Show all lines holding "Paired".

DATA FOR THIS TASK ::
____

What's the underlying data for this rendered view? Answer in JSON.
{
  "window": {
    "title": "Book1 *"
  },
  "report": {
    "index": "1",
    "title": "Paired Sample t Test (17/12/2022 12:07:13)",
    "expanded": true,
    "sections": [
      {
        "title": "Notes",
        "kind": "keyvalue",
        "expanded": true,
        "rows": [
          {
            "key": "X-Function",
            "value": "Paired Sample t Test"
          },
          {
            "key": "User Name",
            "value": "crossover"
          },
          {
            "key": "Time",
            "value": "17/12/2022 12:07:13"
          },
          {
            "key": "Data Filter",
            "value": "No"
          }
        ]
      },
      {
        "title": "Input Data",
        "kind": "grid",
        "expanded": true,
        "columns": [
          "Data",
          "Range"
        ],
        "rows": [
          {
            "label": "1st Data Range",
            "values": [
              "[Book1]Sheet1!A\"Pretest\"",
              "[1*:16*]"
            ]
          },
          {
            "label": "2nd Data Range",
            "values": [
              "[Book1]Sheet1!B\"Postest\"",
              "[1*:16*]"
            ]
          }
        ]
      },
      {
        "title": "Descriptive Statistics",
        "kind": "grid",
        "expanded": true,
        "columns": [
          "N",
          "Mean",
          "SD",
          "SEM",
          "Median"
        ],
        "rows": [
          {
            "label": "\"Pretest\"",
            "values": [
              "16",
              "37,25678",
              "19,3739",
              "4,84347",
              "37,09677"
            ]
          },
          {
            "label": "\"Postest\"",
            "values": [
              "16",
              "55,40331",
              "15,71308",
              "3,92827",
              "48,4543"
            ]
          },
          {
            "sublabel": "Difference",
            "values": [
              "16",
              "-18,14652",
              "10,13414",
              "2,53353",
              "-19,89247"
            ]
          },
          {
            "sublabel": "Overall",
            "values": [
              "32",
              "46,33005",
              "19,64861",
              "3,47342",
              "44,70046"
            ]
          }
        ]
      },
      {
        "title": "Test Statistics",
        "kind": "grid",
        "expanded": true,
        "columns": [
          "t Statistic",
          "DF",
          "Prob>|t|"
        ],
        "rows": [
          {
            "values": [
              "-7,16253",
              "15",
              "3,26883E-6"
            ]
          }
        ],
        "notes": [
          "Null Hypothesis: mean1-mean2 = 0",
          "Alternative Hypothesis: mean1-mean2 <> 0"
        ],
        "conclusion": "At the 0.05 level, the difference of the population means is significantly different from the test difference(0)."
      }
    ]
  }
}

____

RESULT FOR THIS TASK ::
    "title": "Paired Sample t Test (17/12/2022 12:07:13)",
            "value": "Paired Sample t Test"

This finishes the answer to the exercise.